## Listed entries

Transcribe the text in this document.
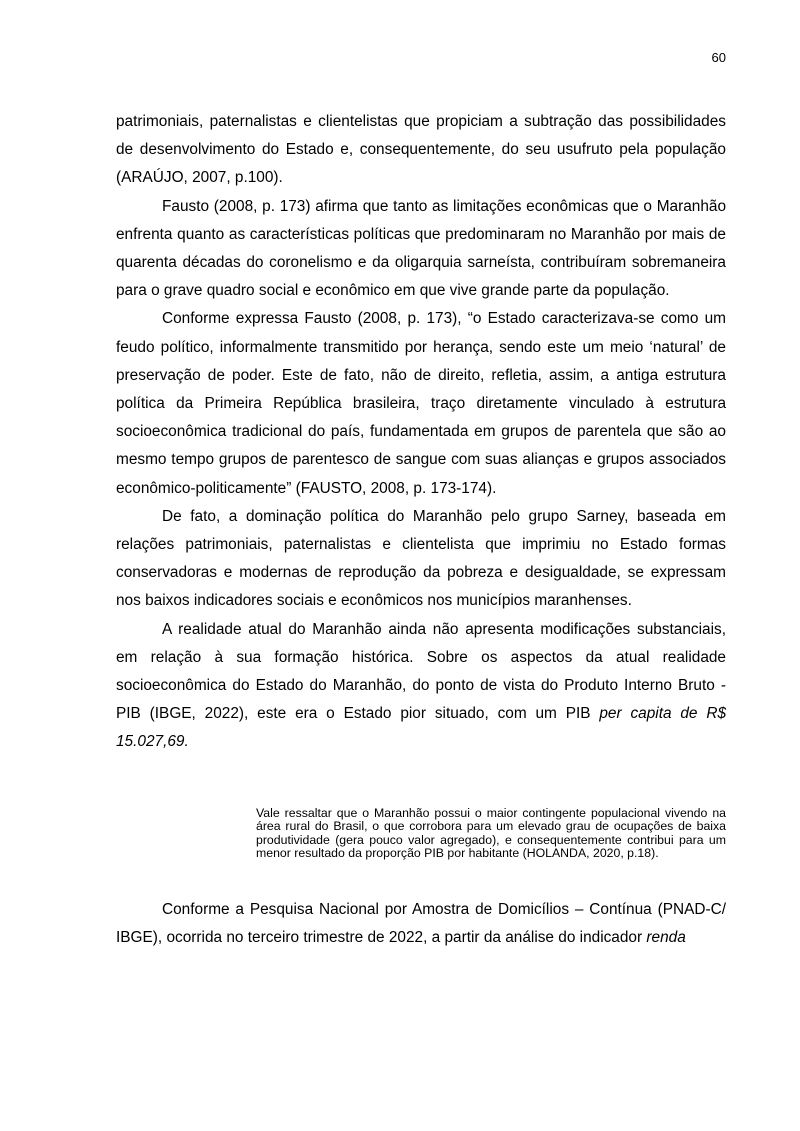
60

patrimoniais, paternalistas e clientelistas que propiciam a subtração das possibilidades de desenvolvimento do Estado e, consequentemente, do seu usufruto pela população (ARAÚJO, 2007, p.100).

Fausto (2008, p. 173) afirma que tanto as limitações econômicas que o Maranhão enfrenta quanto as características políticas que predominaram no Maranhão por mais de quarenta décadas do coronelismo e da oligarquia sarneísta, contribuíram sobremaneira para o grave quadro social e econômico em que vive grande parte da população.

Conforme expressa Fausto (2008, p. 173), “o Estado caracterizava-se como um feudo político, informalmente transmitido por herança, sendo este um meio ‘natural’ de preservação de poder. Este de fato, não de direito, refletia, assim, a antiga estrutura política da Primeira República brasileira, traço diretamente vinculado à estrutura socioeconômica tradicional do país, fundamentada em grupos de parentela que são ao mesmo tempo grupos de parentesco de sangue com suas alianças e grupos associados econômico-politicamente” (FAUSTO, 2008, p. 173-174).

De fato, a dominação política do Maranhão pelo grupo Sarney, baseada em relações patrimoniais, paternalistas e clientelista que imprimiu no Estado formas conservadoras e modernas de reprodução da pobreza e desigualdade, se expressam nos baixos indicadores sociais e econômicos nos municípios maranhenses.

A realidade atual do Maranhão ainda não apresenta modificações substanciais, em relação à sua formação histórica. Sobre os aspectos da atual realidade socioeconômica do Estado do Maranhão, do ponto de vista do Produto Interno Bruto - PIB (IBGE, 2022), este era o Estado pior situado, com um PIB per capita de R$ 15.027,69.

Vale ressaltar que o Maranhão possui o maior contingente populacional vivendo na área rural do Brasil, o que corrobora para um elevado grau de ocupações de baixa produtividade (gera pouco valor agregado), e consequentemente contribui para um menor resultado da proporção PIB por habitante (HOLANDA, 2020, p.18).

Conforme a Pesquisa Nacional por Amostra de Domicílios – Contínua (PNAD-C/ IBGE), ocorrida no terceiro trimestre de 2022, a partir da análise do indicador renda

* * *

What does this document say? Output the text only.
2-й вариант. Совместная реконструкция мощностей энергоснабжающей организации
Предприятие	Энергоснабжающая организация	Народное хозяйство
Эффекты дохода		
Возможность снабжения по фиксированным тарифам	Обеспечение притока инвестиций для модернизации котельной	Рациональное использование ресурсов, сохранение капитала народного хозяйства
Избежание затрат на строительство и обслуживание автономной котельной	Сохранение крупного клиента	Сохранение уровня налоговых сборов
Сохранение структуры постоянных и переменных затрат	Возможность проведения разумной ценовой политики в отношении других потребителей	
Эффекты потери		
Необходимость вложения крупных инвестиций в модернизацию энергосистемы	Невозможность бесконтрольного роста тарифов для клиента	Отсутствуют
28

## Directions
Collect, from the material above, every line containing the word "text".

## Result for this exercise
Transcribe the text in this document.
What does this document say? Output the text only.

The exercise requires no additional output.